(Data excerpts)
-=-=-
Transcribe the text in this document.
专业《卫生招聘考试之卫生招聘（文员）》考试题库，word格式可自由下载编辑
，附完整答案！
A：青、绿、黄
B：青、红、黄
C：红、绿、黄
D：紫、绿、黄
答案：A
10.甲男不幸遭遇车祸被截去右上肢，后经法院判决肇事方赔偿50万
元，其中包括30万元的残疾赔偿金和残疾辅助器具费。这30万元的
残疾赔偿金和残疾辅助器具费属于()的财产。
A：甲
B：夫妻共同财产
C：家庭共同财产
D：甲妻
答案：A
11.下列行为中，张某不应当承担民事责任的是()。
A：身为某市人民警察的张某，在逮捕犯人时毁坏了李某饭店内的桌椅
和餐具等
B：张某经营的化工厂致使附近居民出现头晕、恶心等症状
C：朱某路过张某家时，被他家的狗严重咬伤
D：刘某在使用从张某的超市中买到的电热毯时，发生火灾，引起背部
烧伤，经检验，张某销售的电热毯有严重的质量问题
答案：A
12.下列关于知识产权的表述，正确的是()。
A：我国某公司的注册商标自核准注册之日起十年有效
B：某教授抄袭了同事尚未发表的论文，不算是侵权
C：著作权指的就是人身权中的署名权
-=-=-
Goal. Retype all of the material, keeping each line exact.

Response to the exercise.
Transcribe the text in this document.
专业《卫生招聘考试之卫生招聘（文员）》考试题库，word格式可自由下载编辑
，附完整答案！
A：青、绿、黄
B：青、红、黄
C：红、绿、黄
D：紫、绿、黄
答案：A
10.甲男不幸遭遇车祸被截去右上肢，后经法院判决肇事方赔偿50万
元，其中包括30万元的残疾赔偿金和残疾辅助器具费。这30万元的
残疾赔偿金和残疾辅助器具费属于()的财产。
A：甲
B：夫妻共同财产
C：家庭共同财产
D：甲妻
答案：A
11.下列行为中，张某不应当承担民事责任的是()。
A：身为某市人民警察的张某，在逮捕犯人时毁坏了李某饭店内的桌椅
和餐具等
B：张某经营的化工厂致使附近居民出现头晕、恶心等症状
C：朱某路过张某家时，被他家的狗严重咬伤
D：刘某在使用从张某的超市中买到的电热毯时，发生火灾，引起背部
烧伤，经检验，张某销售的电热毯有严重的质量问题
答案：A
12.下列关于知识产权的表述，正确的是()。
A：我国某公司的注册商标自核准注册之日起十年有效
B：某教授抄袭了同事尚未发表的论文，不算是侵权
C：著作权指的就是人身权中的署名权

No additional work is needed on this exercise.